* Short exercise *
All lines holding the string "Lliberós" are to be shown.

* Start *

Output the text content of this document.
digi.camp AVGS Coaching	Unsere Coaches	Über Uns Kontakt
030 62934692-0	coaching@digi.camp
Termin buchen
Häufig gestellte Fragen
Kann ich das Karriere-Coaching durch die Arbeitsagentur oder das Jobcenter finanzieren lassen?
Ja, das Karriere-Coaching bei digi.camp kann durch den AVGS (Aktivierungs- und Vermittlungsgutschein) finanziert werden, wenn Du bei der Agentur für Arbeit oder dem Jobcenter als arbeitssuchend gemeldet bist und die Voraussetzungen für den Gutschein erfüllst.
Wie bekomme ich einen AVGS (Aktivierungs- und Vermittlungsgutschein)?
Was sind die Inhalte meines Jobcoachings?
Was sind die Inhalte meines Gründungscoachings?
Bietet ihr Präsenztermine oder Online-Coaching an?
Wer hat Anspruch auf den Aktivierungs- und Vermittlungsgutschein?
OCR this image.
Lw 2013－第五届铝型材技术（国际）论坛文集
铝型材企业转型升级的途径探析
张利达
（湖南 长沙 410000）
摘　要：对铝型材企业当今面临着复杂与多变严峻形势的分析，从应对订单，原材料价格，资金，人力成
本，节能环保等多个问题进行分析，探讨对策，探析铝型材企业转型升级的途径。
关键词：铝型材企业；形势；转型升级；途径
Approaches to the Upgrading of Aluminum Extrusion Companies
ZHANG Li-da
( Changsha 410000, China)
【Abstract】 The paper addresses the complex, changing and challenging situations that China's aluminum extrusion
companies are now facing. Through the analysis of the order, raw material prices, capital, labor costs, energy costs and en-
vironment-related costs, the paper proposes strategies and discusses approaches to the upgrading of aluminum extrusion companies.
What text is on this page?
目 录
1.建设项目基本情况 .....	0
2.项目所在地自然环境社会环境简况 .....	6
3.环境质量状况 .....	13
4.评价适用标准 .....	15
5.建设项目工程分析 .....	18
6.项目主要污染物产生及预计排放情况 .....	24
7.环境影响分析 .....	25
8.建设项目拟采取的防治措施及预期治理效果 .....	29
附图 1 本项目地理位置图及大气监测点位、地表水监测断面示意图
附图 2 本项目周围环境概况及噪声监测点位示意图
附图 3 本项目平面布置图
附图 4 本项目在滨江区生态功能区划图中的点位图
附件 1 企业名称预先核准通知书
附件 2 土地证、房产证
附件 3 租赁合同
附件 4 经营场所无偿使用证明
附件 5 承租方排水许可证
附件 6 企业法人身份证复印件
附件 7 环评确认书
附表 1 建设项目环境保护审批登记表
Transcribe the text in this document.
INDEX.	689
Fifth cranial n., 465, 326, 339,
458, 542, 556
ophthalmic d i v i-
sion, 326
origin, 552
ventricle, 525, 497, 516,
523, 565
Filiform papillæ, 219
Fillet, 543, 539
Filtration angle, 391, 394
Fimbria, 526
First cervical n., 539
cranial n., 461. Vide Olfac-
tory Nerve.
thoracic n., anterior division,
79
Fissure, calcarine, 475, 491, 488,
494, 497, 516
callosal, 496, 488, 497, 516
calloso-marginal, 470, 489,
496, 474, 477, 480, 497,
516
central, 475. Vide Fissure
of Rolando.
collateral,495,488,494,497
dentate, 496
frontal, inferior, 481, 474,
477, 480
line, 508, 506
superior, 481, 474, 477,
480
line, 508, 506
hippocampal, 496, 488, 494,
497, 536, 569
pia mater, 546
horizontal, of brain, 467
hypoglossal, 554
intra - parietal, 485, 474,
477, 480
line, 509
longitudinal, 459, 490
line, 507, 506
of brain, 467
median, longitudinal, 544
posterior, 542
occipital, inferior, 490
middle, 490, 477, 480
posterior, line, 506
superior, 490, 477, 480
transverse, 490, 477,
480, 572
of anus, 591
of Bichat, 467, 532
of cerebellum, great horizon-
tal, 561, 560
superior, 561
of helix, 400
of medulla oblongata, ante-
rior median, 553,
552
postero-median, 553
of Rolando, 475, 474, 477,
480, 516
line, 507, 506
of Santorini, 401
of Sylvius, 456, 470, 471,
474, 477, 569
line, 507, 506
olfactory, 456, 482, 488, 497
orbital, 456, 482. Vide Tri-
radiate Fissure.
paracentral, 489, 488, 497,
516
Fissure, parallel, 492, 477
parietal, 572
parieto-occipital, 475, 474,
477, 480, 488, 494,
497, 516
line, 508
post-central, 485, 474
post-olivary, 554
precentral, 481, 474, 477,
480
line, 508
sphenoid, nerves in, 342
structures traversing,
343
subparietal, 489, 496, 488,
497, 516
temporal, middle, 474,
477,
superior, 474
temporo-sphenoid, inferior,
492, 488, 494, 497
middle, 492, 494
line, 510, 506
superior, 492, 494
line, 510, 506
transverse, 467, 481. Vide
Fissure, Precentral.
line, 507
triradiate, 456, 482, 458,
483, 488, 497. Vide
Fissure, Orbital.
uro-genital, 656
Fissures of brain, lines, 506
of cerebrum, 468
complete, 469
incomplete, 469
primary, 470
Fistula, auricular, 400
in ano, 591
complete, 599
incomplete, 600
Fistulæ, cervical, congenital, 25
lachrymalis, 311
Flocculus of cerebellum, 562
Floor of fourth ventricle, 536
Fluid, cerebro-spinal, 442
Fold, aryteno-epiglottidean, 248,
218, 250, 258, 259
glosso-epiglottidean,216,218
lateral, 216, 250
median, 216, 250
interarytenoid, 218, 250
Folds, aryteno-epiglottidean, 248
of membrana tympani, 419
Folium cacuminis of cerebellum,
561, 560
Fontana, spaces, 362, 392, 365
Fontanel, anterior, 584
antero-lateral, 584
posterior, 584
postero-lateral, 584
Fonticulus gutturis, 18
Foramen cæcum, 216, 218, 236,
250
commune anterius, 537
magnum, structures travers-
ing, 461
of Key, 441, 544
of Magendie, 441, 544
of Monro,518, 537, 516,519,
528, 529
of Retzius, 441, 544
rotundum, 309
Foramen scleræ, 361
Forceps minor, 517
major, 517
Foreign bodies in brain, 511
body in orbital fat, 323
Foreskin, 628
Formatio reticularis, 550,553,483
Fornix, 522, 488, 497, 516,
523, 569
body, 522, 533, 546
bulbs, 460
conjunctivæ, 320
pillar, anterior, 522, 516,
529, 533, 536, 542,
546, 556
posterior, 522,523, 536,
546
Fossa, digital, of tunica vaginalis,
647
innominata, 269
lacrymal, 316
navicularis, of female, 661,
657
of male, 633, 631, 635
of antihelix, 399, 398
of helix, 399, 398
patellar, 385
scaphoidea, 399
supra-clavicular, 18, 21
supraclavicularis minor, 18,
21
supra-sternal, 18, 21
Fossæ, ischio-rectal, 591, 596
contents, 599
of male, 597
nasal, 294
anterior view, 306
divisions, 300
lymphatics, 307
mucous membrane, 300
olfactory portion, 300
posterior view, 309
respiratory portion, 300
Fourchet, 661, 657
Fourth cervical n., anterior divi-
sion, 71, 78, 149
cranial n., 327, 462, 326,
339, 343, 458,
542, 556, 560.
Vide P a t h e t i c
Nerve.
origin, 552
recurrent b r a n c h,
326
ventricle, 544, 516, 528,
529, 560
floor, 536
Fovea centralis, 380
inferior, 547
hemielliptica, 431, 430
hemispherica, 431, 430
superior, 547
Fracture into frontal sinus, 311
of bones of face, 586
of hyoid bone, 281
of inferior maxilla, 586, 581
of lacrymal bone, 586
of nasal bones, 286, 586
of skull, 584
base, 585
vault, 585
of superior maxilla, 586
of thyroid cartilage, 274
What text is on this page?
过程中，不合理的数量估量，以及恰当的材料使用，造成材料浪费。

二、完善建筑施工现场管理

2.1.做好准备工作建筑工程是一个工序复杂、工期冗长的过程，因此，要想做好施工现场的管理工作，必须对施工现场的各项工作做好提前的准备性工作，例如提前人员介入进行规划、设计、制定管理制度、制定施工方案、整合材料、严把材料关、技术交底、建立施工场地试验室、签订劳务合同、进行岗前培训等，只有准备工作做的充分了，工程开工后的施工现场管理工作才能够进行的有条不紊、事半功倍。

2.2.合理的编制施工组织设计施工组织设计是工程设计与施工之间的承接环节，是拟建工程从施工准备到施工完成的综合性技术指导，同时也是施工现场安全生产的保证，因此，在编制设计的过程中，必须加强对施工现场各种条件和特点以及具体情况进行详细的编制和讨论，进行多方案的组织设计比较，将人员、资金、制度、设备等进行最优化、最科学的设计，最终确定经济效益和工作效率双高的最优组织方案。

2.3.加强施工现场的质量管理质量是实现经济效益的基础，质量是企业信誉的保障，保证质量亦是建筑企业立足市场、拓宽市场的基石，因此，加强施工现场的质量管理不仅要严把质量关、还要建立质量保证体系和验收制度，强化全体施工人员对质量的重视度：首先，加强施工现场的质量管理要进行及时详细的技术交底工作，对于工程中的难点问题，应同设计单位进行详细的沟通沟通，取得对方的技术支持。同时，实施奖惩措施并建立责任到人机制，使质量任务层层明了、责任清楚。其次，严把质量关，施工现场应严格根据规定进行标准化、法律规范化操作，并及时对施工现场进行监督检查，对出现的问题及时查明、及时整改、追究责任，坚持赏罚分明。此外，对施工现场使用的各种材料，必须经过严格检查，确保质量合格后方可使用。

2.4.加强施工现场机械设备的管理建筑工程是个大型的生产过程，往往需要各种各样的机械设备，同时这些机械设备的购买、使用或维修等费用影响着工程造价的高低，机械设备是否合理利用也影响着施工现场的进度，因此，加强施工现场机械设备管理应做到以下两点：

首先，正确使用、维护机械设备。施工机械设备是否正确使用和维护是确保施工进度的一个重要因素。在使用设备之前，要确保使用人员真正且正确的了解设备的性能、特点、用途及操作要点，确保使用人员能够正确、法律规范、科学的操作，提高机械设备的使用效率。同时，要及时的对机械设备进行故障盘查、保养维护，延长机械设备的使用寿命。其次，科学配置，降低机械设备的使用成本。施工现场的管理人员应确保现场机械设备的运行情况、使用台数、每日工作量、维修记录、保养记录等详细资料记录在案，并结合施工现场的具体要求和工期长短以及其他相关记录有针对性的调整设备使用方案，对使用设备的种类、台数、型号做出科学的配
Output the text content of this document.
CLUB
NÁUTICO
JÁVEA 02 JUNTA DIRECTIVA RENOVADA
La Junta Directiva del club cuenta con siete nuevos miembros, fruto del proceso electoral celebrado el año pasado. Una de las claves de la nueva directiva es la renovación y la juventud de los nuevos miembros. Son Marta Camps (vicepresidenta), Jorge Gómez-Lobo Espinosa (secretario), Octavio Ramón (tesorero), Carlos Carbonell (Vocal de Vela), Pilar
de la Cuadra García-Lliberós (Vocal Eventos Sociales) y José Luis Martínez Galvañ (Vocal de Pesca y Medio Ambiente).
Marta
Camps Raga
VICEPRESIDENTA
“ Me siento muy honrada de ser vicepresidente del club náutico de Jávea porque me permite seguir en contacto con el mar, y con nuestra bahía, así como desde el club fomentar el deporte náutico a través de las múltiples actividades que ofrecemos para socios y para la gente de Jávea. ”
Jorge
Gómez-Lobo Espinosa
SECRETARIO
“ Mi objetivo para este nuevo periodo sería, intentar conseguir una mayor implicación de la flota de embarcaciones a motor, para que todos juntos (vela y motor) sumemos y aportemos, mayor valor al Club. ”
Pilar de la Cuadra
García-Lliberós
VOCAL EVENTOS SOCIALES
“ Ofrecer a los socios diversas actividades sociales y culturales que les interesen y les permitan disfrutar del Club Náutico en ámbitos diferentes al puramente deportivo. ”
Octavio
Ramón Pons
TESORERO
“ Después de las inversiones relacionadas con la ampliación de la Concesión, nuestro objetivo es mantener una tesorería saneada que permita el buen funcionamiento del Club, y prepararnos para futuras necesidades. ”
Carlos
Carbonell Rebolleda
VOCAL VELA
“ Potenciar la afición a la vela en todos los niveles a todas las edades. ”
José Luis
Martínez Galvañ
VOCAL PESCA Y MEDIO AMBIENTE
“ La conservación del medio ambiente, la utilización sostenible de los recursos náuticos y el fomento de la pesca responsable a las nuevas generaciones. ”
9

* End *

* The reply *
de la Cuadra García-Lliberós (Vocal Eventos Sociales) y José Luis Martínez Galvañ (Vocal de Pesca y Medio Ambiente).
García-Lliberós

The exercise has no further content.